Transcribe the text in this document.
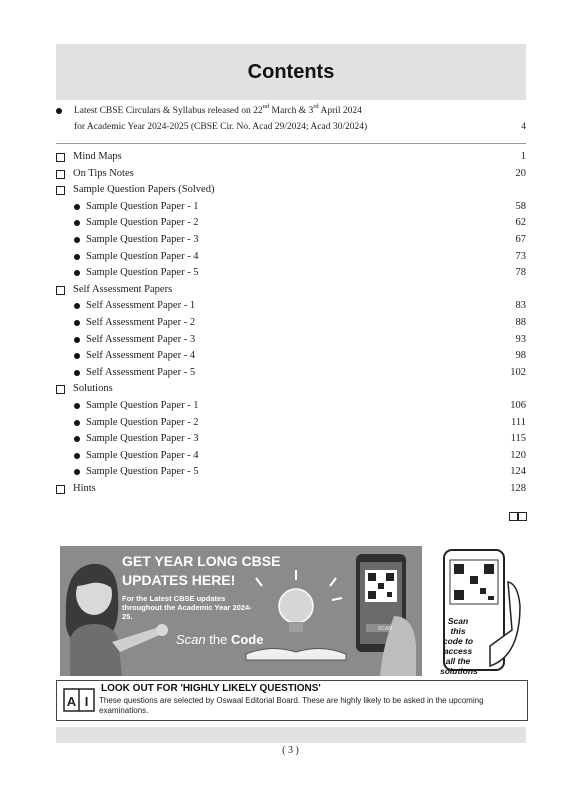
Contents
Latest CBSE Circulars & Syllabus released on 22nd March & 3rd April 2024
for Academic Year 2024-2025 (CBSE Cir. No. Acad 29/2024; Acad 30/2024)	4
Mind Maps	1
On Tips Notes	20
Sample Question Papers (Solved)
Sample Question Paper - 1	58
Sample Question Paper - 2	62
Sample Question Paper - 3	67
Sample Question Paper - 4	73
Sample Question Paper - 5	78
Self Assessment Papers
Self Assessment Paper - 1	83
Self Assessment Paper - 2	88
Self Assessment Paper - 3	93
Self Assessment Paper - 4	98
Self Assessment Paper - 5	102
Solutions
Sample Question Paper - 1	106
Sample Question Paper - 2	111
Sample Question Paper - 3	115
Sample Question Paper - 4	120
Sample Question Paper - 5	124
Hints	128
GET YEAR LONG CBSE UPDATES HERE!
For the Latest CBSE updates throughout the Academic Year 2024-25.
Scan the Code
SCAN
Scan this code to access all the solutions
A I
LOOK OUT FOR 'HIGHLY LIKELY QUESTIONS'
These questions are selected by Oswaal Editorial Board. These are highly likely to be asked in the upcoming examinations.
( 3 )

# # # #

=== Work to be completed ===
Reproduce every record above exactly, but leave out the pictures.

=== Result ===
Transcribe the text in this document.
Contents
Latest CBSE Circulars & Syllabus released on 22nd March & 3rd April 2024
for Academic Year 2024-2025 (CBSE Cir. No. Acad 29/2024; Acad 30/2024)	4
Mind Maps	1
On Tips Notes	20
Sample Question Papers (Solved)
Sample Question Paper - 1	58
Sample Question Paper - 2	62
Sample Question Paper - 3	67
Sample Question Paper - 4	73
Sample Question Paper - 5	78
Self Assessment Papers
Self Assessment Paper - 1	83
Self Assessment Paper - 2	88
Self Assessment Paper - 3	93
Self Assessment Paper - 4	98
Self Assessment Paper - 5	102
Solutions
Sample Question Paper - 1	106
Sample Question Paper - 2	111
Sample Question Paper - 3	115
Sample Question Paper - 4	120
Sample Question Paper - 5	124
Hints	128
GET YEAR LONG CBSE UPDATES HERE!
For the Latest CBSE updates throughout the Academic Year 2024-25.
Scan the Code
SCAN
Scan this code to access all the solutions
A I
LOOK OUT FOR 'HIGHLY LIKELY QUESTIONS'
These questions are selected by Oswaal Editorial Board. These are highly likely to be asked in the upcoming examinations.
( 3 )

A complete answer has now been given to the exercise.